* START *

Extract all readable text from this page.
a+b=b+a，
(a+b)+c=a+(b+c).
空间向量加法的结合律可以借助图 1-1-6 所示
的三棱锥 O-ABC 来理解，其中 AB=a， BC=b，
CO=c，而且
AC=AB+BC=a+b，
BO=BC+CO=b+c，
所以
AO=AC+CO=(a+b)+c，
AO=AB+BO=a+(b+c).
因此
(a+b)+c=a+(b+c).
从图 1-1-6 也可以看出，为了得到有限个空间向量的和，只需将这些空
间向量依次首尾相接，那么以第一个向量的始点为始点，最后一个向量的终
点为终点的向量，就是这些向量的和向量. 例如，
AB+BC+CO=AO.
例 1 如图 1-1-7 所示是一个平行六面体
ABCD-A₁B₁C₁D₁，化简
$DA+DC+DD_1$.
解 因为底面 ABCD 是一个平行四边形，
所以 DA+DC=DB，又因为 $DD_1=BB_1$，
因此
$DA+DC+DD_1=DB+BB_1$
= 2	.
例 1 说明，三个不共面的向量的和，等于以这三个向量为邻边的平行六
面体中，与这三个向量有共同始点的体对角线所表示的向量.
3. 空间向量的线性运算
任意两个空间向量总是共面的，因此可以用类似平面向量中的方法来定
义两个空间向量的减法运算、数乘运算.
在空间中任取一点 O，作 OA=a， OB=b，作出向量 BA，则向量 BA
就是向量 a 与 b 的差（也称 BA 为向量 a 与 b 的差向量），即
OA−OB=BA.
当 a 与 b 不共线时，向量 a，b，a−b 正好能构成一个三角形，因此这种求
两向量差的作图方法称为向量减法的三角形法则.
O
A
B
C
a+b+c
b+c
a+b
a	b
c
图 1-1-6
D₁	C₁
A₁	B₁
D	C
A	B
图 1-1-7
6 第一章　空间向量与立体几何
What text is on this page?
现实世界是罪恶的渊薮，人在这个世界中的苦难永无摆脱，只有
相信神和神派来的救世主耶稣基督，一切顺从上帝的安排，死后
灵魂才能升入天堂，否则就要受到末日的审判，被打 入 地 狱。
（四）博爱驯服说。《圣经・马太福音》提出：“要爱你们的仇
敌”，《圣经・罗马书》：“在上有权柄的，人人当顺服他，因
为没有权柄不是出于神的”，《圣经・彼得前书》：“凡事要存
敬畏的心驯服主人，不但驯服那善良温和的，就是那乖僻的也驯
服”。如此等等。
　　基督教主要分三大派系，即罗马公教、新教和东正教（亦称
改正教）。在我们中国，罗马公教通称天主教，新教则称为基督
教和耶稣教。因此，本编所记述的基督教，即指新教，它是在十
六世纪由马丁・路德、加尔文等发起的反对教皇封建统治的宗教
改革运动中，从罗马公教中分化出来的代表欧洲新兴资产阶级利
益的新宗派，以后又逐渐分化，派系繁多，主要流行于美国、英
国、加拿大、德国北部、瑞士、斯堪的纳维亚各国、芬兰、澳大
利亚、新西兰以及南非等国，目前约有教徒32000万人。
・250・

* END *

Your task: Extract the lines above from the one containing "What text is on this page?" to the last line, both included, exactly as written.

Reply to the task:
What text is on this page?
现实世界是罪恶的渊薮，人在这个世界中的苦难永无摆脱，只有
相信神和神派来的救世主耶稣基督，一切顺从上帝的安排，死后
灵魂才能升入天堂，否则就要受到末日的审判，被打 入 地 狱。
（四）博爱驯服说。《圣经・马太福音》提出：“要爱你们的仇
敌”，《圣经・罗马书》：“在上有权柄的，人人当顺服他，因
为没有权柄不是出于神的”，《圣经・彼得前书》：“凡事要存
敬畏的心驯服主人，不但驯服那善良温和的，就是那乖僻的也驯
服”。如此等等。
　　基督教主要分三大派系，即罗马公教、新教和东正教（亦称
改正教）。在我们中国，罗马公教通称天主教，新教则称为基督
教和耶稣教。因此，本编所记述的基督教，即指新教，它是在十
六世纪由马丁・路德、加尔文等发起的反对教皇封建统治的宗教
改革运动中，从罗马公教中分化出来的代表欧洲新兴资产阶级利
益的新宗派，以后又逐渐分化，派系繁多，主要流行于美国、英
国、加拿大、德国北部、瑞士、斯堪的纳维亚各国、芬兰、澳大
利亚、新西兰以及南非等国，目前约有教徒32000万人。
・250・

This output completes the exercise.